▶ _Liste des tâches_
A - Pouvez-vous recopier fidèlement le passage de l'entretien sur le parc linéaire qui va de « Nous essayons maintenant » à « potagers, pour s’investir. » ?
B - Répondez à ces questions sur l'entretien sur le parc linéaire :
(i) Qui est le bourgmestre de la ville ?
(ii) Avec qui existent des comités, malgré l'absence de vrai processus participatif ?
(iii) Quelle source de vie les citoyens pourraient-ils initier pour s'investir, selon le dernier paragraphe ?
C - D'après l'entretien sur le parc linéaire, une politique écologique et de rénovation urbaine pourrait permettre aux citoyens de faire certaines choses. Quelles sont toutes ces choses ?

▶ _Texte cité_

————————

K. : Dans ce projet de parc linéaire, est-ce que la ville (coalition MR-PS depuis les dernières élections législatives, avec Freddy Thielemans comme bourgmestre), tente d’inclure une participation citoyenne dans les décisions et la future gestion? 

Piet Van Meerbeek: non, pour l’instant il n’y a pas vraiment de processus participatif, donc là ça risque de chauffer ; il y a toutefois des comités avec des riverains et des commerçants. L’idée est maintenant de le présenter comme un projet écologique mais également social. De plus en plus, on se questionne sur la raison pour laquelle on devrait faire un aménagement chic type Beliris? Pourquoi pas quelque chose «bottom up» où l’on crée des petits endroits au milieu de la rue réappropriés par les habitants où ils s’investissent, des potagers urbains… 

K.: c’est là un vrai projet de participation citoyenne, ça ne passe pas par les urnes, c’est une vraie participation démocratique… 

Piet Van Meerbeek: oui, c’est une vraie démocratie, mais le résultat ne sera peut-être pas comme ils le veulent; ce sera peut-être moins chic. 

K.: ils veulent quelque chose de chic, pour attirer le visiteur, placer des «enseignes»?

Piet Van Meerbeek : oui, ils ont peut-être compris que le boulevard ne fait pas partie d’une «ville moderne». Dans cette hypothèse, ils se disent qu’il faut vraiment faire quelque chose: un aménagement ambitieux leur permettrait de se positionner sur la scène internationale, cela serait convaincant pour eux. Alors, ils ne disent pas non lorsque nous leur parlons d’une réappropriation citoyenne mais je suppose que ce ne sera pas facile de les convaincre. 

Nous essayons maintenant de proposer quelque chose de manière constructive et pro-active, c’est comme ça qu’on peut concilier «les cris de coeur » pour une qualité de vie avec une politique sociale; une politique écologique et de rénovation urbaine peut ne pas s’opposer à la dimension sociale mais être en partie une manière de redonner des capacités aux citoyens, de leur permettre de se rencontrer, de réagir et peut-être même d’initier des sources de vie, comme les potagers, pour s’investir.

————————

▶ _Données_

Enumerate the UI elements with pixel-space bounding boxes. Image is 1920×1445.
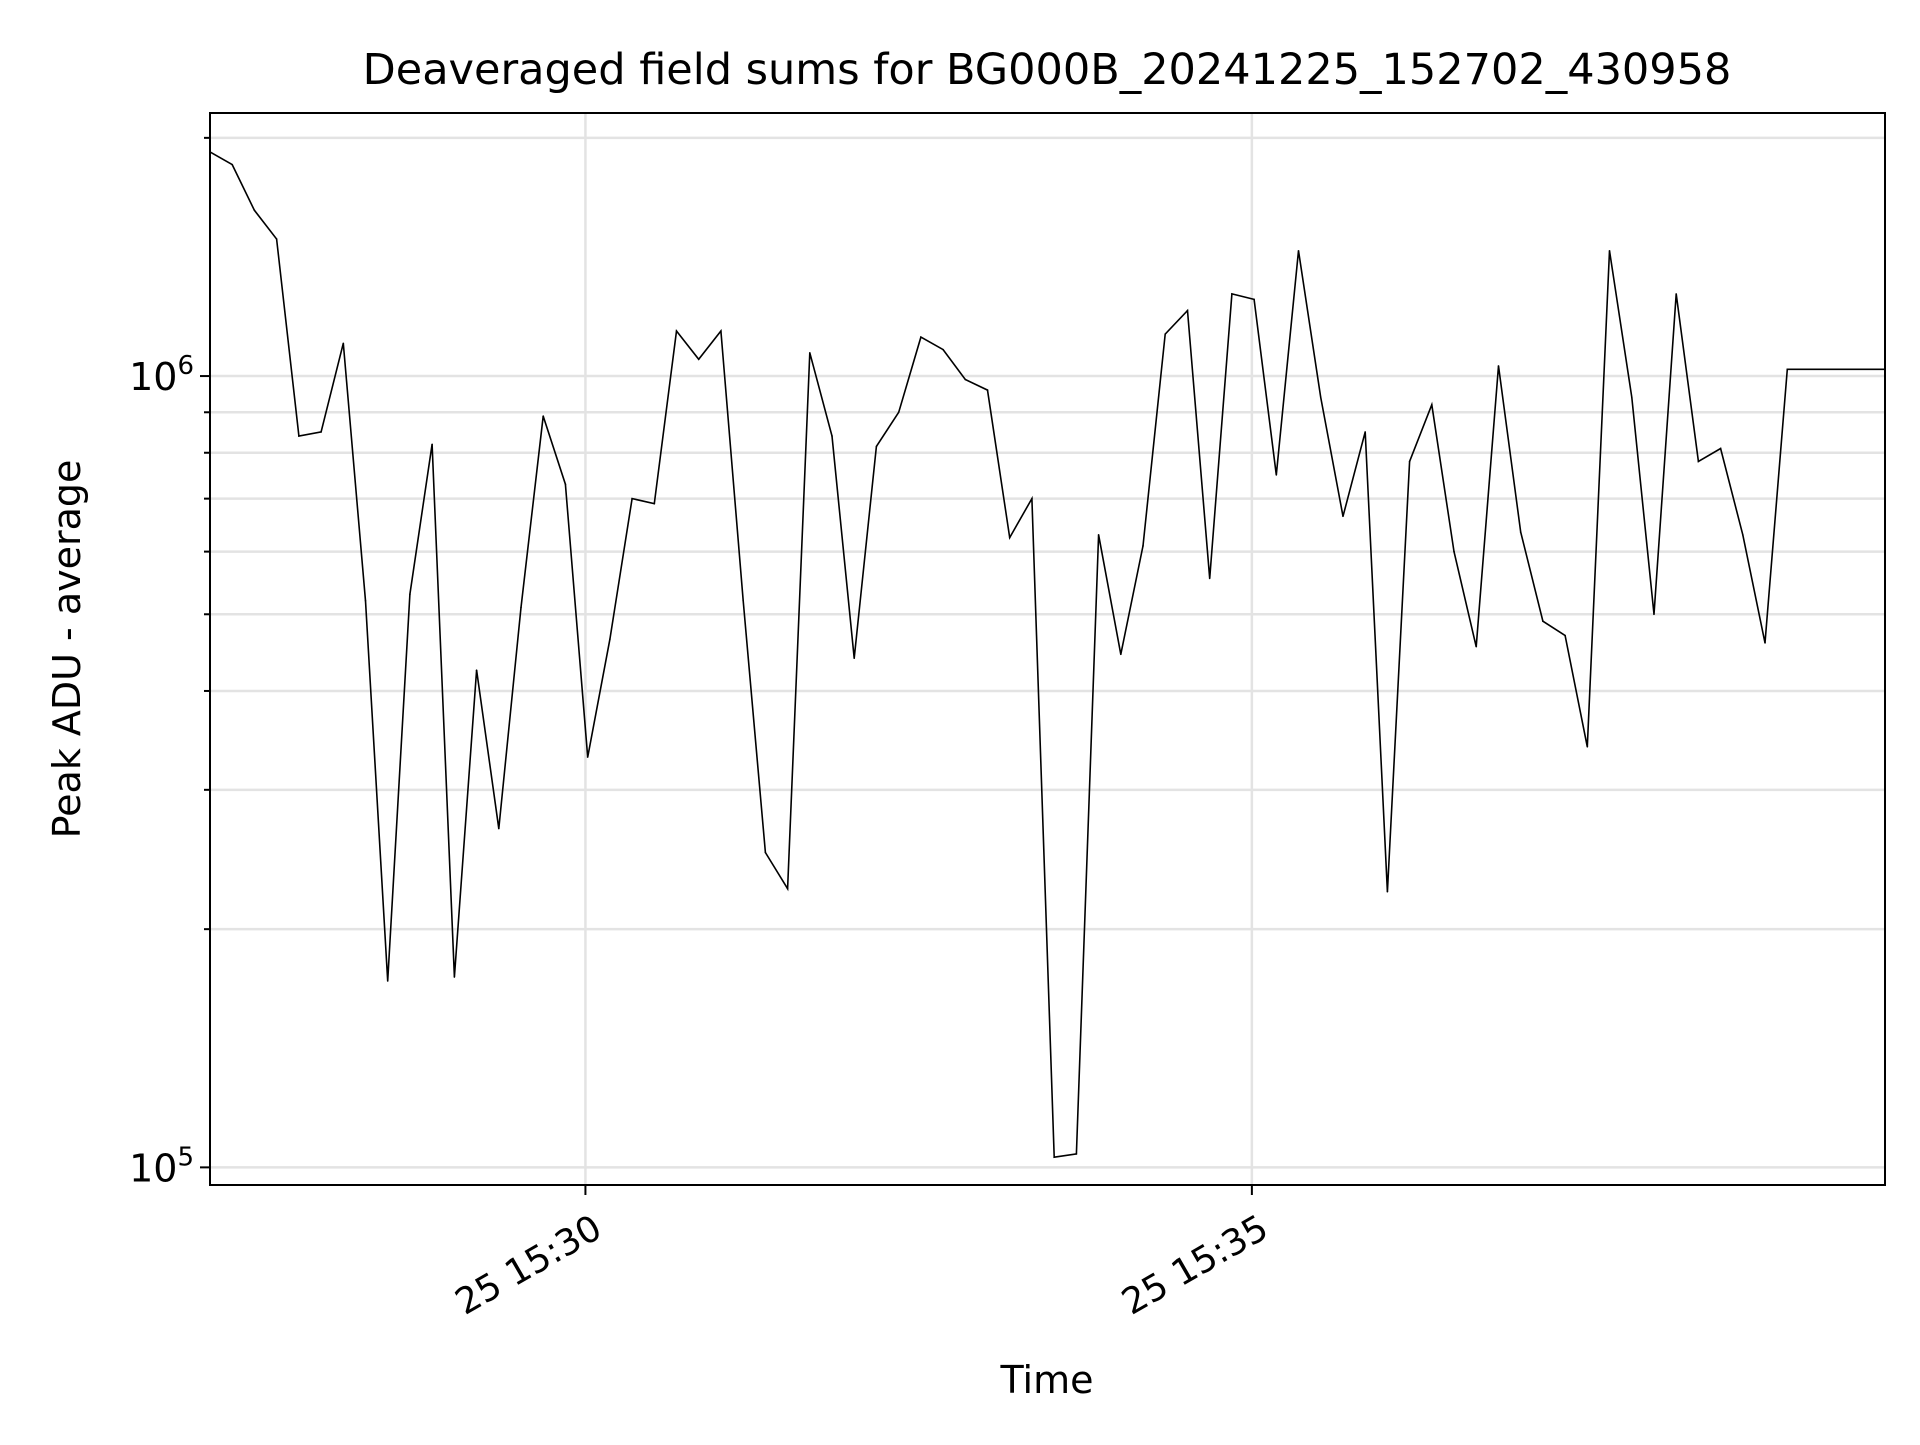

————————

▶ _Solutions_
A -
Nous essayons maintenant de proposer quelque chose de manière constructive et pro-active, c’est comme ça qu’on peut concilier «les cris de coeur » pour une qualité de vie avec une politique sociale; une politique écologique et de rénovation urbaine peut ne pas s’opposer à la dimension sociale mais être en partie une manière de redonner des capacités aux citoyens, de leur permettre de se rencontrer, de réagir et peut-être même d’initier des sources de vie, comme les potagers, pour s’investir.

B -
(i) Freddy Thielemans.
(ii) Avec des riverains et des commerçants.
(iii) Des potagers.

C - Se rencontrer ; réagir ; peut-être même initier des sources de vie, comme les potagers.